Task description:
The answer is a single number: how many lines hold the string "intro".

Given data:

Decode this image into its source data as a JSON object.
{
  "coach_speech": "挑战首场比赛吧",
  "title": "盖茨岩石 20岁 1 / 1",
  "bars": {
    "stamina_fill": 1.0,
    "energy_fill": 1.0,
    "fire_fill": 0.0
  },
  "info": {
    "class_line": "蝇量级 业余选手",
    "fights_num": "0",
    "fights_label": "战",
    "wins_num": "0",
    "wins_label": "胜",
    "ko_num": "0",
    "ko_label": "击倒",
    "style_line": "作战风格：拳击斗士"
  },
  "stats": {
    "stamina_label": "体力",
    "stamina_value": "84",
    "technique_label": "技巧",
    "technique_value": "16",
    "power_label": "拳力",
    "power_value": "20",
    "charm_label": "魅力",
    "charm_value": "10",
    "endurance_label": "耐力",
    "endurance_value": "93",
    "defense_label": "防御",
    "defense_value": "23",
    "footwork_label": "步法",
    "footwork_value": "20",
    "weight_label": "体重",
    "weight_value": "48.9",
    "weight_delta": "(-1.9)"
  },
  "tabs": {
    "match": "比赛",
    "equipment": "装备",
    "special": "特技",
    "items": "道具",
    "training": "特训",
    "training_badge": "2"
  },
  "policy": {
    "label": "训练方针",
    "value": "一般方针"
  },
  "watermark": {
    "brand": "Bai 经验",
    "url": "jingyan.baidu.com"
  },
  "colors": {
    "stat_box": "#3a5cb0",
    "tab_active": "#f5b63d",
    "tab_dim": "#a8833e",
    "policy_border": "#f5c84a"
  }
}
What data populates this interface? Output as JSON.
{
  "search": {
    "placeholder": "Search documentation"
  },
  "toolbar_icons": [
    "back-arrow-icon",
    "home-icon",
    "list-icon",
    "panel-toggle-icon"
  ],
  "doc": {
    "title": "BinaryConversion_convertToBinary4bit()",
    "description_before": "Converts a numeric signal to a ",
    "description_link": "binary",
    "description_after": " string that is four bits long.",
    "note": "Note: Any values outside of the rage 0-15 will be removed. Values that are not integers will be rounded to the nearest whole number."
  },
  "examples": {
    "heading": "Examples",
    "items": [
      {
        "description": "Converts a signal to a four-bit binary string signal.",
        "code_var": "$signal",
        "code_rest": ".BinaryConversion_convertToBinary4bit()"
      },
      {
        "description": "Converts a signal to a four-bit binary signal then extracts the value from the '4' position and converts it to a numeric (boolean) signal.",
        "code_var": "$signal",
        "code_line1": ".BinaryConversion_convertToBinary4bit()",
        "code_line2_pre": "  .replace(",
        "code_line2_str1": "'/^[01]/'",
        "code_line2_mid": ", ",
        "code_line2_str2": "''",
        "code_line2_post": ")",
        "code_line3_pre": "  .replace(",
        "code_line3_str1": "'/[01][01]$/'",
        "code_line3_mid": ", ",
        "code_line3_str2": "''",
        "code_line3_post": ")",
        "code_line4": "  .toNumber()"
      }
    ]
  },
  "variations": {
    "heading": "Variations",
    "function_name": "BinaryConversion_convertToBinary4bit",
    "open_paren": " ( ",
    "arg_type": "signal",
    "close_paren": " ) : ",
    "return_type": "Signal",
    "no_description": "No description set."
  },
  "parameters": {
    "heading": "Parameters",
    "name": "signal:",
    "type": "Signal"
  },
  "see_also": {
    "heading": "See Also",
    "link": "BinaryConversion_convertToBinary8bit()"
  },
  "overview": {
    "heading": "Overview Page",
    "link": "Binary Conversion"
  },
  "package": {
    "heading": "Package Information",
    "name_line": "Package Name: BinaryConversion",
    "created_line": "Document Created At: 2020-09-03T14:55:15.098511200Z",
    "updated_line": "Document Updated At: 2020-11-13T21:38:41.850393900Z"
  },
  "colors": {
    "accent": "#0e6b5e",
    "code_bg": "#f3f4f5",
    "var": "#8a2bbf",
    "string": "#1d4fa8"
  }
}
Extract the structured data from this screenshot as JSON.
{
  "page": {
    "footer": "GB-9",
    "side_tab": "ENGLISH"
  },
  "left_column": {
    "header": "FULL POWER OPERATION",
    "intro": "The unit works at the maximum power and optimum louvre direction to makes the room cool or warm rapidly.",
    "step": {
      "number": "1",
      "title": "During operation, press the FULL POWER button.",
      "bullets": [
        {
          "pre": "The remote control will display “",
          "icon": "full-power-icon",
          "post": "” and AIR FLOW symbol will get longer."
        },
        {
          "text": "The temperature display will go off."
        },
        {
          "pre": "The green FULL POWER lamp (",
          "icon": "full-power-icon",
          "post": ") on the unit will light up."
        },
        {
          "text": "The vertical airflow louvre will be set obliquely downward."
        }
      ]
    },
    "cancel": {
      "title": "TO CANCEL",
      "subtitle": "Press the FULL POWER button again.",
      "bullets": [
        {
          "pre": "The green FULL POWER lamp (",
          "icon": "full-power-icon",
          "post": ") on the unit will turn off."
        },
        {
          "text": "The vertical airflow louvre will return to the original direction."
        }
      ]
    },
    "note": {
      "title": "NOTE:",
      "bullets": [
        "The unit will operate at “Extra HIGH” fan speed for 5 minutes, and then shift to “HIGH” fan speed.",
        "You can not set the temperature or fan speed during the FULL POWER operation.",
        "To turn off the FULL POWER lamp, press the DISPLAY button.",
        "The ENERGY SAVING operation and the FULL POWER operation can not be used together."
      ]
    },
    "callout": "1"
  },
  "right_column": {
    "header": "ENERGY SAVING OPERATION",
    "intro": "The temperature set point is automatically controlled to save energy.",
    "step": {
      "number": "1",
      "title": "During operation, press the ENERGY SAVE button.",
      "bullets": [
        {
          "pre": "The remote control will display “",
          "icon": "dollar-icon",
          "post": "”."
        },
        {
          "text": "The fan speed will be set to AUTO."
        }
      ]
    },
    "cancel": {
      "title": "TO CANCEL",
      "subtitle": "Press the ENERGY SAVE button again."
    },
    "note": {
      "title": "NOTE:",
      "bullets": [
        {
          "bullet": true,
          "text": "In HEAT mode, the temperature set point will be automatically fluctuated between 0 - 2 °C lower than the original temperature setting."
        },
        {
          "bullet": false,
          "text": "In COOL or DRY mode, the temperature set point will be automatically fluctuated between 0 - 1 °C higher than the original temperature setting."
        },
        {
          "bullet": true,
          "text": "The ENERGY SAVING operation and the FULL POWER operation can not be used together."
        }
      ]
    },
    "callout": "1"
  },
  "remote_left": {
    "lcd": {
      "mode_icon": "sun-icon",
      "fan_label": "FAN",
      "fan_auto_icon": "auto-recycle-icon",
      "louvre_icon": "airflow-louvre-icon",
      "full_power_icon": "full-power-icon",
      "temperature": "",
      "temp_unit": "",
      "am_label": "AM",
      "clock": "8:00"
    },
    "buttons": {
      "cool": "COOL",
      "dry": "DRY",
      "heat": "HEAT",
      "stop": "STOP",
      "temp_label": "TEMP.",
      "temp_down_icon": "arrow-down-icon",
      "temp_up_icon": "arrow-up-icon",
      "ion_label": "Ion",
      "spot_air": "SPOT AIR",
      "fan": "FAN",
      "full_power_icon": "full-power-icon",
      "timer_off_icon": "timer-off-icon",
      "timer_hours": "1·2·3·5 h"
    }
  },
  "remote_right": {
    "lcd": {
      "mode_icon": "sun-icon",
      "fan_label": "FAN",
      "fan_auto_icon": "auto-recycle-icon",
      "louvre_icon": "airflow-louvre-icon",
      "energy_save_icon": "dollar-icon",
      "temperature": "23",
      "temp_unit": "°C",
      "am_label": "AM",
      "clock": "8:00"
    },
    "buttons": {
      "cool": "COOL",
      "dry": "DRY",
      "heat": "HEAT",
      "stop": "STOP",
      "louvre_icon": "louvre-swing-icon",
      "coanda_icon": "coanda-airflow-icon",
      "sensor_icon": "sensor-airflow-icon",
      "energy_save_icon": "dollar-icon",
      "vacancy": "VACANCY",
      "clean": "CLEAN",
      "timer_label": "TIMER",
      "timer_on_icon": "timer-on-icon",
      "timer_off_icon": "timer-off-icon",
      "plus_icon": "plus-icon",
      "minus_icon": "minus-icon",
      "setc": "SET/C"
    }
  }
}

Problem solution:
2